(Stored records)
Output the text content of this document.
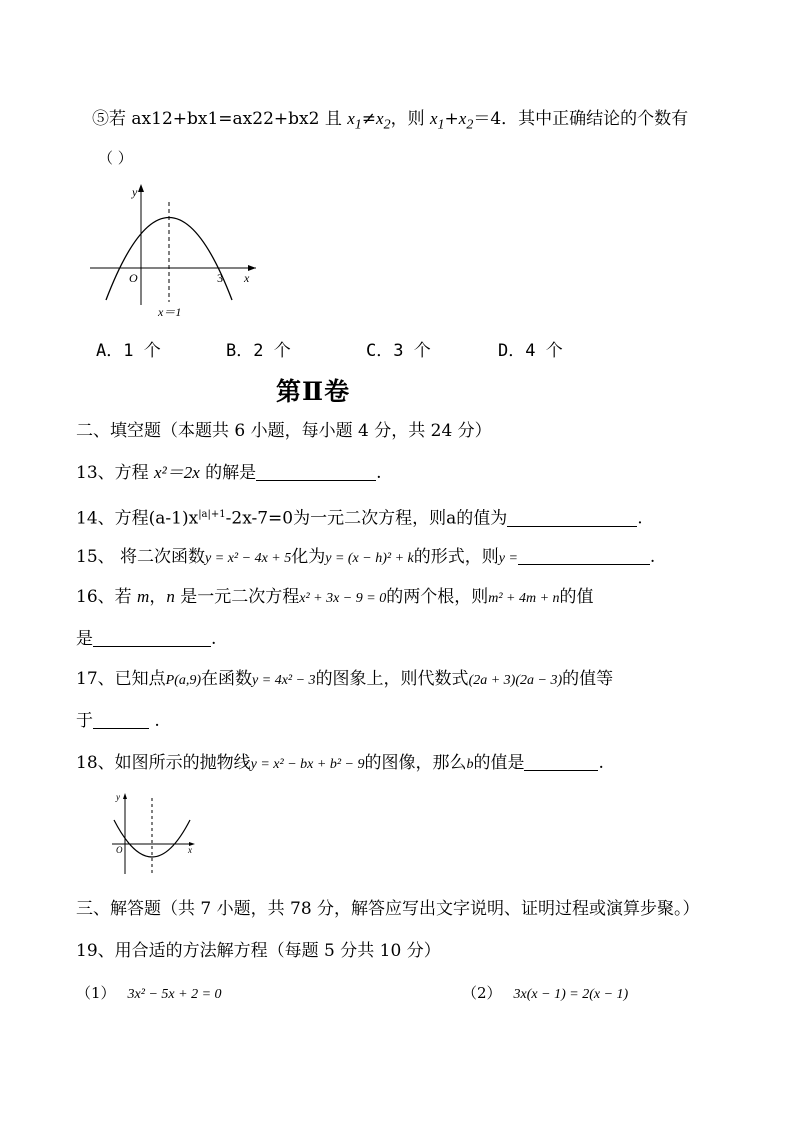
⑤若 ax12+bx1=ax22+bx2 且 $x_1\ne x_2$，则 $x_1+x_2=4$．其中正确结论的个数有
（ ）
y
x
O	3
x＝1
A．1 个	B．2 个	C．3 个	D．4 个
第Ⅱ卷
二、填空题（本题共 6 小题，每小题 4 分，共 24 分）
13、方程 x²＝2x 的解是	.
14、方程$(a-1)x^{|a|+1}-2x-7=0$为一元二次方程，则a的值为	.
15、 将二次函数y = x² − 4x + 5化为y = (x − h)² + k的形式，则y =	.
16、若 m，n 是一元二次方程x² + 3x − 9 = 0的两个根，则m² + 4m + n的值
是	.
17、已知点P(a,9)在函数y = 4x² − 3的图象上，则代数式(2a + 3)(2a − 3)的值等
于	.
18、如图所示的抛物线y = x² − bx + b² − 9的图像，那么b的值是	.
y
x
O
三、解答题（共 7 小题，共 78 分，解答应写出文字说明、证明过程或演算步聚。）
19、用合适的方法解方程（每题 5 分共 10 分）
（1） 3x² − 5x + 2 = 0	（2） 3x(x − 1) = 2(x − 1)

## [Your instructions]
Print every entry above again without changing a word, and omit the pictures.

## [The completed task]
Output the text content of this document.
⑤若 ax12+bx1=ax22+bx2 且 $x_1\ne x_2$，则 $x_1+x_2=4$．其中正确结论的个数有
（ ）
y
x
O	3
x＝1
A．1 个	B．2 个	C．3 个	D．4 个
第Ⅱ卷
二、填空题（本题共 6 小题，每小题 4 分，共 24 分）
13、方程 x²＝2x 的解是	.
14、方程$(a-1)x^{|a|+1}-2x-7=0$为一元二次方程，则a的值为	.
15、 将二次函数y = x² − 4x + 5化为y = (x − h)² + k的形式，则y =	.
16、若 m，n 是一元二次方程x² + 3x − 9 = 0的两个根，则m² + 4m + n的值
是	.
17、已知点P(a,9)在函数y = 4x² − 3的图象上，则代数式(2a + 3)(2a − 3)的值等
于	.
18、如图所示的抛物线y = x² − bx + b² − 9的图像，那么b的值是	.
y
x
O
三、解答题（共 7 小题，共 78 分，解答应写出文字说明、证明过程或演算步聚。）
19、用合适的方法解方程（每题 5 分共 10 分）
（1） 3x² − 5x + 2 = 0	（2） 3x(x − 1) = 2(x − 1)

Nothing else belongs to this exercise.